(Text block):
□ □ □ □ □ □ □
Given an array of n integers in non-decreasing order. Find the number of occurrences of the most frequent value within a given range.

Examples:

Input : arr[] = {-5, -5, 2, 2, 2, 2, 3, 7, 7, 7} Query 1: start = 0, end = 9 Query 2: start = 4, end = 9 Output : 4 3Explanation:Query 1: '2' occurred the most number of times with a frequency of 4 within given range. Query 2: '7' occurred the most number of times with a frequency of 3 within given range.

Segment Trees can be used to solve this problem efficiently.

Refer here for the implementation of segment trees

The key idea behind this problem is that the given array is in non-decreasing order which means that all occurrences of a number are consecutively placed in the array as the array is in sorted order.

A segment tree can be constructed where each node would store the maximum count of its respective range [i, j]. For that we will build the frequency array and call RMQ (Range Maximum Query) on this array. For e.g.

arr[] = {-5, -5, 2, 2, 2, 2, 3, 7, 7, 7} freq_arr[] = {2, 2, 4, 4, 4, 4, 1, 3, 3, 3} where, freq_arr[i] = frequency(arr[i])
□ □ □ □ □ □ □
(What this exercise asks):
**a.** In the most-frequent-value problem, what does each node of the segment tree store?
**b.** Do these statements agree with the most-frequent-value problem? Answer yes or no for each and quote the words that decide it. (i) The array is given in non-decreasing order. (ii) For Query 2, the value that occurs most often is 2. (iii) The method builds a frequency array and runs a range maximum query on it.
**c.** Write out the part of the most-frequent-value problem that begins at the words "The key idea" and ends after "in sorted order.".
The listing is from a separate source.
□ □ □ □ □ □ □
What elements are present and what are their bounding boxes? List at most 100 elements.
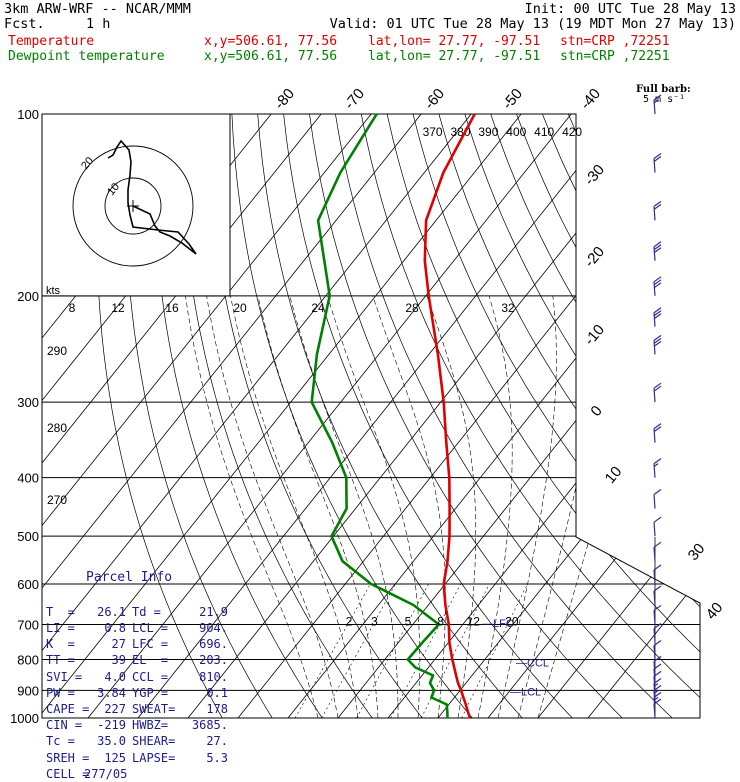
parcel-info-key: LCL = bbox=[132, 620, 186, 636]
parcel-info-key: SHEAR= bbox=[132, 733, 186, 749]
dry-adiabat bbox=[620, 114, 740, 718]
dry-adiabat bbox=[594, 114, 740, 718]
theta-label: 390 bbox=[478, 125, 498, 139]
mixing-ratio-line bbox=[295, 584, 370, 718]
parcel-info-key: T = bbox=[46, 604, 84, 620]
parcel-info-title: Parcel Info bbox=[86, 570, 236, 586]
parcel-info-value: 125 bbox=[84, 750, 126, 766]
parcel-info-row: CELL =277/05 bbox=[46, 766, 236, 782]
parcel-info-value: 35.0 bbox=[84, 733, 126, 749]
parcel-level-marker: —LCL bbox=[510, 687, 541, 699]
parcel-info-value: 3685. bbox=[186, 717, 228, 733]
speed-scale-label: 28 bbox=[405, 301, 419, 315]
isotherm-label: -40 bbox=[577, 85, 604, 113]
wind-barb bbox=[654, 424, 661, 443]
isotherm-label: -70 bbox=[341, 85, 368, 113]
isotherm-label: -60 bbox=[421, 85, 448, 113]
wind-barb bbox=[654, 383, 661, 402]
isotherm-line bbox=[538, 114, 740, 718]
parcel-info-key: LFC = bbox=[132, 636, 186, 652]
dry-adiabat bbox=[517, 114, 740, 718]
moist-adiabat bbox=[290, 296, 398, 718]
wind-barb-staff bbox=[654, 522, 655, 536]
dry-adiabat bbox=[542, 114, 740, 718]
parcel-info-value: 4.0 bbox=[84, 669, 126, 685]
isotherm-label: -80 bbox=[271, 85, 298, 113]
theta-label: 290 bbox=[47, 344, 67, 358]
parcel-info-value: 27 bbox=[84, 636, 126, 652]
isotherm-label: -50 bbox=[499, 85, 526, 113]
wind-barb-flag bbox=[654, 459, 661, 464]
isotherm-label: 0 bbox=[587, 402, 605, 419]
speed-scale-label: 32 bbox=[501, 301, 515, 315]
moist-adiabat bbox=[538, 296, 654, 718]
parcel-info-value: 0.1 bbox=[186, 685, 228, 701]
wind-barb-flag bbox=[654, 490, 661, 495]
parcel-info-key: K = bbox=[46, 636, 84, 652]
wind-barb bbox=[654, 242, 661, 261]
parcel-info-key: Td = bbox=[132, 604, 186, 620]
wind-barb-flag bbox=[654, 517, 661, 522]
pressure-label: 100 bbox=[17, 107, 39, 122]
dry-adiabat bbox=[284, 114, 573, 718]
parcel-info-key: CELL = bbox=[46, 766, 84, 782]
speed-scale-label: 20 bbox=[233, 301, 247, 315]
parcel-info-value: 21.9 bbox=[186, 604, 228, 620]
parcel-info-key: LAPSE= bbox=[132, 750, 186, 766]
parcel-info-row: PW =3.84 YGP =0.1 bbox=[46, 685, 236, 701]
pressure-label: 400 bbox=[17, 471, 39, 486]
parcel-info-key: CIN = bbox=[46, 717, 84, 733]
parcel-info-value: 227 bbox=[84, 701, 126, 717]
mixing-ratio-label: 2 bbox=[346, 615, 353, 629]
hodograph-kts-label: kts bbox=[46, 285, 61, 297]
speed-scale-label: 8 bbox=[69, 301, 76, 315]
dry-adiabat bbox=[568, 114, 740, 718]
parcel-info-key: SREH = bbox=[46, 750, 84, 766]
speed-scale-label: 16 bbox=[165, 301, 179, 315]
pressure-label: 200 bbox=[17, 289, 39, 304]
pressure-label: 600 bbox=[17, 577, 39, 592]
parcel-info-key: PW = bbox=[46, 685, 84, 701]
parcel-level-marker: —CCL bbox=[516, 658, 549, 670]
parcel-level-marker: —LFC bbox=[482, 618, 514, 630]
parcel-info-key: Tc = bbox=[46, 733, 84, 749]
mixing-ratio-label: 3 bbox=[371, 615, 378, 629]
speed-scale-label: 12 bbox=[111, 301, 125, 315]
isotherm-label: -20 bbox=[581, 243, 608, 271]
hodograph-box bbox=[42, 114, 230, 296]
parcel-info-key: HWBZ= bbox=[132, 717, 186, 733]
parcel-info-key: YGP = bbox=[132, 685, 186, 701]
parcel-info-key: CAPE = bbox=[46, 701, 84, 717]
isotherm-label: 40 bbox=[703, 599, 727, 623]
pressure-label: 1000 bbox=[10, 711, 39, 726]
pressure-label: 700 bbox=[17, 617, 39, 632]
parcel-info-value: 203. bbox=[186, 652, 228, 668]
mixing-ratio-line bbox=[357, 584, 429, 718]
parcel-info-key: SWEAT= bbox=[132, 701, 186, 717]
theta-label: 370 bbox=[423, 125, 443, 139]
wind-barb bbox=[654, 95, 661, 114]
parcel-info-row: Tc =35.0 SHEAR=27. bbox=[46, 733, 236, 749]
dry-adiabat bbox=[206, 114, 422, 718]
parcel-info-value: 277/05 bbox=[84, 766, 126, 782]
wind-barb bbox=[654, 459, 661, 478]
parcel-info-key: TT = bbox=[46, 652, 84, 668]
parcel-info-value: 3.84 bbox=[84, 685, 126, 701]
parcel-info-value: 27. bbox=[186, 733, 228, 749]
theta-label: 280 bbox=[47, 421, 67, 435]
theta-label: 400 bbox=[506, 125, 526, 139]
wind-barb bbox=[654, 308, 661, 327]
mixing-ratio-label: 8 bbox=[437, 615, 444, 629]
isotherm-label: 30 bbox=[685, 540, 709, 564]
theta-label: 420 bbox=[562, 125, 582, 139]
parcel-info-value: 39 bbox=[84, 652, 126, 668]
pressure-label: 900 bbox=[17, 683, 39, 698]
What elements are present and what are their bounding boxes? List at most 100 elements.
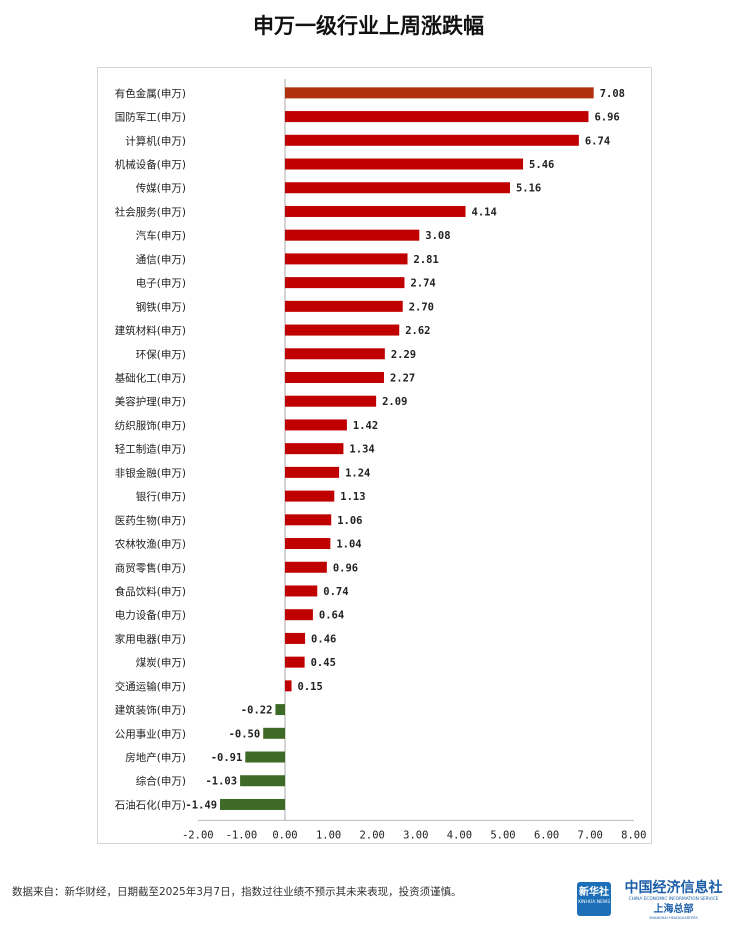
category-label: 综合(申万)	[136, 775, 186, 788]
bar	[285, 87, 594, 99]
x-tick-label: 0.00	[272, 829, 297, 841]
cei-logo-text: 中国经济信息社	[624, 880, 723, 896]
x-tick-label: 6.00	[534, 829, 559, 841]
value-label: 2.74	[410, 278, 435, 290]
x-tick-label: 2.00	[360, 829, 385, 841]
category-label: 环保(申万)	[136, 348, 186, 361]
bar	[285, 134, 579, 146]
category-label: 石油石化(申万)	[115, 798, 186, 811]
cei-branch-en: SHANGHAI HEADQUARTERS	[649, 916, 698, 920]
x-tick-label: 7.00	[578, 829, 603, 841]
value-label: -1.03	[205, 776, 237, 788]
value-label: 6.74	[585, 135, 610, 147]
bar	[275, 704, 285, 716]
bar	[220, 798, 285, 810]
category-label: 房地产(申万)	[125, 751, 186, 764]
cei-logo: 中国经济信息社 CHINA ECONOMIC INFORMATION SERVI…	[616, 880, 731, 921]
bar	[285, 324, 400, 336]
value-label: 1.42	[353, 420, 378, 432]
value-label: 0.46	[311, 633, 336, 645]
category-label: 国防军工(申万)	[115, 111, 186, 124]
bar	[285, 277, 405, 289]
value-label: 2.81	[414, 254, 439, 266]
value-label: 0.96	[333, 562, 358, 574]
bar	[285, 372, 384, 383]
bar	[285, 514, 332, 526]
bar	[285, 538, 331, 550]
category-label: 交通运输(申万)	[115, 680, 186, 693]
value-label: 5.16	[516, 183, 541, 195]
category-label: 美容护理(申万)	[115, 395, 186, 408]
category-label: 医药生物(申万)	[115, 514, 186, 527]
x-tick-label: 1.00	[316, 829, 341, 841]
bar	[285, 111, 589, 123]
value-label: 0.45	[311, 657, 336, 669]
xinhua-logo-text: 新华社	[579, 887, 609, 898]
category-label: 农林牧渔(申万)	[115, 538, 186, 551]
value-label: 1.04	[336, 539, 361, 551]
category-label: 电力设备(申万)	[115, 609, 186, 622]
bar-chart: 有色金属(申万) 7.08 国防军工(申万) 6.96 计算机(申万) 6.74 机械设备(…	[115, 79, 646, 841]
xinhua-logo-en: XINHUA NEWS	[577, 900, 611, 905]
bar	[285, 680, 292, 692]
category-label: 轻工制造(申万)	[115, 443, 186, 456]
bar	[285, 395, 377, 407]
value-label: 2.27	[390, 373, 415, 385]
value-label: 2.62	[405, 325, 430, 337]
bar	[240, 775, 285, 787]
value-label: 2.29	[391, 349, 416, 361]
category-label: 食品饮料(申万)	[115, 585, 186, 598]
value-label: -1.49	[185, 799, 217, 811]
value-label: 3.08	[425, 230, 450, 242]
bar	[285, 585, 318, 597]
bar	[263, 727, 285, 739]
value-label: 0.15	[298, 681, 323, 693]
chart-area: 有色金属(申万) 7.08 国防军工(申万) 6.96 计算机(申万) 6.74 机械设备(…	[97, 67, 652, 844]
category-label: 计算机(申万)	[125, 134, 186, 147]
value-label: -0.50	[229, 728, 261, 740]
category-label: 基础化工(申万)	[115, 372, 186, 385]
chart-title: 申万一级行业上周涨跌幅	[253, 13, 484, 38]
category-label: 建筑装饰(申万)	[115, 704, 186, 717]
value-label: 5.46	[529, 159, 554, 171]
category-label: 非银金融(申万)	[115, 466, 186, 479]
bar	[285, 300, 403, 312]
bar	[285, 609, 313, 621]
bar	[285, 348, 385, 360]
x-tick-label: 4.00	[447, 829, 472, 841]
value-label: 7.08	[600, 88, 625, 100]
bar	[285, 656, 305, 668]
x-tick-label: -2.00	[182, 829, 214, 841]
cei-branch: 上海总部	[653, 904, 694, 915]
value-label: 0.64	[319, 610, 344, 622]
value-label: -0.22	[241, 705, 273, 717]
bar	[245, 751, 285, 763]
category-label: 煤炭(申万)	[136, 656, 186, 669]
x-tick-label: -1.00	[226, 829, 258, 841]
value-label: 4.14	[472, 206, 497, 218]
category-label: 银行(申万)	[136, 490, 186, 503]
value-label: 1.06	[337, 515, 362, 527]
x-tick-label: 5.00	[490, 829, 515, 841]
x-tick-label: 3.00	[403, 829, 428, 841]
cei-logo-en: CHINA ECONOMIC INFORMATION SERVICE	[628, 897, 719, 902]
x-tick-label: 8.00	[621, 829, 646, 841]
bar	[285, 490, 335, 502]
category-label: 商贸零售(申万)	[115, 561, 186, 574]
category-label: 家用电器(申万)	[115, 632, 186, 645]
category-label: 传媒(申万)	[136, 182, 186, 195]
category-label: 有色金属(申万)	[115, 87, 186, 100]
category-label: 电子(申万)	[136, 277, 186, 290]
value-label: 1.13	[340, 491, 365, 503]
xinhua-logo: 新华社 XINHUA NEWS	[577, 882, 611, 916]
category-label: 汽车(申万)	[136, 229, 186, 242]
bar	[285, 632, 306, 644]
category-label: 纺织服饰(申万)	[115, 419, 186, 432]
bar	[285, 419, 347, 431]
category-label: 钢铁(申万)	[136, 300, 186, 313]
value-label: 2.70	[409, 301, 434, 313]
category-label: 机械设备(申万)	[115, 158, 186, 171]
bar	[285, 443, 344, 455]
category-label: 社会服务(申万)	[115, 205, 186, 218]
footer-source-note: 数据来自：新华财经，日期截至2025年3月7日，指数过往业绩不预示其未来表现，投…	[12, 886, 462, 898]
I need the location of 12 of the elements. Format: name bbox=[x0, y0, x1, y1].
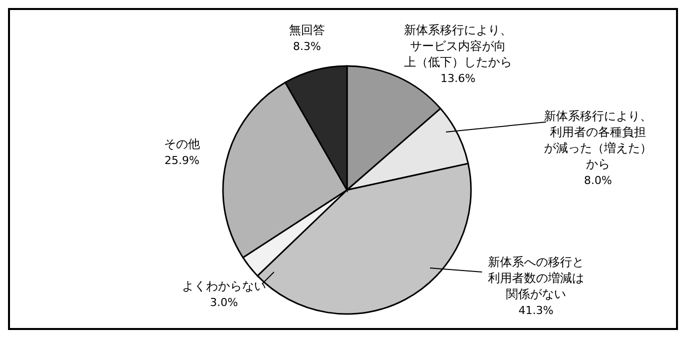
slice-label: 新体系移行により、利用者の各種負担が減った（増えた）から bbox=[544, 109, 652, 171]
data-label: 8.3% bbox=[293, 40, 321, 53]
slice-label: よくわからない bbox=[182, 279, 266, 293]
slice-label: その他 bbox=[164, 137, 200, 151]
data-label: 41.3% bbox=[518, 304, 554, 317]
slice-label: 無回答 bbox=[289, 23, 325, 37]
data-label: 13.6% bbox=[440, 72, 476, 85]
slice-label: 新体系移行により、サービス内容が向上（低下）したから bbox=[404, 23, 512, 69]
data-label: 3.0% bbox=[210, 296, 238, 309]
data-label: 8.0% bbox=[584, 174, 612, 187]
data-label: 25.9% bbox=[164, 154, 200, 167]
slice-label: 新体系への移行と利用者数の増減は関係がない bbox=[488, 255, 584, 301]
□ □ □ □ □ □ □
(Solutions in order):
**a.** Each node stores the maximum count of its respective range [i, j].

**b.**
(i) Yes: "Given an array of n integers in non-decreasing order."
(ii) No: "Query 2: '7' occurred the most number of times with a frequency of 3 within given range."
(iii) Yes: "For that we will build the frequency array and call RMQ (Range Maximum Query) on this array."

**c.**
The key idea behind this problem is that the given array is in non-decreasing order which means that all occurrences of a number are consecutively placed in the array as the array is in sorted order.